Report all lines from the entries below in which "Cycling" appears.

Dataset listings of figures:
◆ ◆ ◆ ◆ ◆
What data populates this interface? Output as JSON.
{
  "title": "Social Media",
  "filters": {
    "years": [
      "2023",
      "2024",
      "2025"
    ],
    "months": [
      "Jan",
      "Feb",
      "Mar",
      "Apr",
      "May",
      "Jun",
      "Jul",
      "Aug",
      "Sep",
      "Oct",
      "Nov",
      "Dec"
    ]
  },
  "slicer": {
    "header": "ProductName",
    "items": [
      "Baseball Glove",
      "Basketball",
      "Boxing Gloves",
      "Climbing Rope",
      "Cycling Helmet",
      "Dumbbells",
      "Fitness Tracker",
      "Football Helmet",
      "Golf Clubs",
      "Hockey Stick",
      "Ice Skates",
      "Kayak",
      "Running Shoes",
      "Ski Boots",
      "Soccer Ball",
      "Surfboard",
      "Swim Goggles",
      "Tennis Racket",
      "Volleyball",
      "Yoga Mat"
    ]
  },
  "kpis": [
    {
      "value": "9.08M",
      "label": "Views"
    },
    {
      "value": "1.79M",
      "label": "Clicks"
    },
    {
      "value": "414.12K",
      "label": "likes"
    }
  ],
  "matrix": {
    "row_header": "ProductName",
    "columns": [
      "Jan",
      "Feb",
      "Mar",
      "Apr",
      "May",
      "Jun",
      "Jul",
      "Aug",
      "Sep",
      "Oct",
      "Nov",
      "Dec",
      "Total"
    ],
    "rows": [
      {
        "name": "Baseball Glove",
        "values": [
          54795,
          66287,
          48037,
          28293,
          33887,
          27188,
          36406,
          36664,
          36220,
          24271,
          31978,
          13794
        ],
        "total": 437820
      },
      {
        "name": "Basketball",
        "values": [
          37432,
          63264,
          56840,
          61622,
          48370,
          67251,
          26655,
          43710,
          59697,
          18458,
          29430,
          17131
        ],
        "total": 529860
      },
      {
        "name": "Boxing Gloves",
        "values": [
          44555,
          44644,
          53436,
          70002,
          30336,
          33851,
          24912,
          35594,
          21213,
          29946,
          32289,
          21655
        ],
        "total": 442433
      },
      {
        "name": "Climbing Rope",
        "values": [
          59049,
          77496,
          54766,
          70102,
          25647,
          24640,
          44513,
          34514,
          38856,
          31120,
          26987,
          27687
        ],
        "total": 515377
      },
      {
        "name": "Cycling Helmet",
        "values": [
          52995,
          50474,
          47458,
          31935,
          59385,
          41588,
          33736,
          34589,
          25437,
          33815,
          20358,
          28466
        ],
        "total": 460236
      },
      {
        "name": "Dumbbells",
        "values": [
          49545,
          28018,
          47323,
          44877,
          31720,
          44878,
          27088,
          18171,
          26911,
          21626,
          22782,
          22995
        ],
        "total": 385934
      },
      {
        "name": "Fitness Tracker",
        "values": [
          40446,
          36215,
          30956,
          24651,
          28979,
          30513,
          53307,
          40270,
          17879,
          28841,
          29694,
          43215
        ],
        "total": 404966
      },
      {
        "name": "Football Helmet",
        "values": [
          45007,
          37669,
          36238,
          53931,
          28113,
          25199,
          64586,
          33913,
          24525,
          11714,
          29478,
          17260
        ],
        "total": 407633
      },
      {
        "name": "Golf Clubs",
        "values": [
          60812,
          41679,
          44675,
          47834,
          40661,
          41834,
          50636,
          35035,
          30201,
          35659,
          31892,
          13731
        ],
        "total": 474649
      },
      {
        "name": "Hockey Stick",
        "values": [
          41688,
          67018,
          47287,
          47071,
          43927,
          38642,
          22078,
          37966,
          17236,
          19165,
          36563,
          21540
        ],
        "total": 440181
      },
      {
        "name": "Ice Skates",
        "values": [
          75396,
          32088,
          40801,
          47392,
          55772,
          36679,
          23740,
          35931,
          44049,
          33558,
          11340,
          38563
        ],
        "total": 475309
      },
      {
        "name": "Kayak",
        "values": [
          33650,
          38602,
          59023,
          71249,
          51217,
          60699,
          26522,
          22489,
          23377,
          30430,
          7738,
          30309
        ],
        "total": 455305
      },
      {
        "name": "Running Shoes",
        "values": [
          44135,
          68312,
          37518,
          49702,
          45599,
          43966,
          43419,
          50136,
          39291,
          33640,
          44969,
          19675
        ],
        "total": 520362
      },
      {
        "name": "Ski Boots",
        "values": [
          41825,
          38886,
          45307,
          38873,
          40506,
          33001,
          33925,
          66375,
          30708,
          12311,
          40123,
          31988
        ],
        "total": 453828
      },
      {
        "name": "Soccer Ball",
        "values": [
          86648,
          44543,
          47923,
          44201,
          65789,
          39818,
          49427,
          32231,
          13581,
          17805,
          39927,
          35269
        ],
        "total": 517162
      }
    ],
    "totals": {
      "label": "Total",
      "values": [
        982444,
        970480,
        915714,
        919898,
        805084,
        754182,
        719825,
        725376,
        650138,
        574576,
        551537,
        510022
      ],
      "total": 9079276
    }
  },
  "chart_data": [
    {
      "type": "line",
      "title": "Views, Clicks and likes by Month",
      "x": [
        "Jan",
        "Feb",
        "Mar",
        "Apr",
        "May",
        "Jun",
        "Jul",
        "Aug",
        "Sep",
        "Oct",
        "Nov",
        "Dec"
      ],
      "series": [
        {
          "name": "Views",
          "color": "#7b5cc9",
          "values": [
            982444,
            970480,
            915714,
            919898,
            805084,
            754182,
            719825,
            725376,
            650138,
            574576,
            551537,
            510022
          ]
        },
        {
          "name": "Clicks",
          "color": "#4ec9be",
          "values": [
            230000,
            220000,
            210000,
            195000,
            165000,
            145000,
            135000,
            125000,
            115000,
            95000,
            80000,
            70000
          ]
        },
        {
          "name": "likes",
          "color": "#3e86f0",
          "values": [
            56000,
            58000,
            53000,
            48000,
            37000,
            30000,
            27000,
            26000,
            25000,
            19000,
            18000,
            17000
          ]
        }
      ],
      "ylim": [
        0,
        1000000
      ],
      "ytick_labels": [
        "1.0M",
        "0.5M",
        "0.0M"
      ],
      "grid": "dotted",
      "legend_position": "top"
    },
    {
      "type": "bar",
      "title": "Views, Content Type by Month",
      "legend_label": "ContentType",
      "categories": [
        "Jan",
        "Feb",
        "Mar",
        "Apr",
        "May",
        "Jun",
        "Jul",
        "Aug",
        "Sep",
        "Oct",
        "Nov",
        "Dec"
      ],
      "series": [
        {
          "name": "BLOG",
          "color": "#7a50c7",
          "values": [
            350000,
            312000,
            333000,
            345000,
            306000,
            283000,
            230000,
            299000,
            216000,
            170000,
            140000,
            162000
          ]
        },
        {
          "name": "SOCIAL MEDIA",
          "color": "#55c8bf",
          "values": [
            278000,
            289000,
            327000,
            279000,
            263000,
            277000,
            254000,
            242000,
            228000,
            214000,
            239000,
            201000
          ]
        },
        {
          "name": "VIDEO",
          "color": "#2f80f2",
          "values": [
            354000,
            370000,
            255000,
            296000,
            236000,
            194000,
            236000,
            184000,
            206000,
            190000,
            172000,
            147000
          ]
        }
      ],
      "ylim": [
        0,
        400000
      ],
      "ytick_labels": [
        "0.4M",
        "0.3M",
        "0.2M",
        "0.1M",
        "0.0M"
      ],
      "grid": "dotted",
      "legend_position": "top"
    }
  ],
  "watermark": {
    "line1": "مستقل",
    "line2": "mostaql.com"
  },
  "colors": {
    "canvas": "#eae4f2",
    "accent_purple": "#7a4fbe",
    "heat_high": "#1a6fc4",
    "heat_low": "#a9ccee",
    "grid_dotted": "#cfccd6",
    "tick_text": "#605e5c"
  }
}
◆ ◆ ◆ ◆ ◆
:: Result ::
      "Cycling Helmet",
        "name": "Cycling Helmet",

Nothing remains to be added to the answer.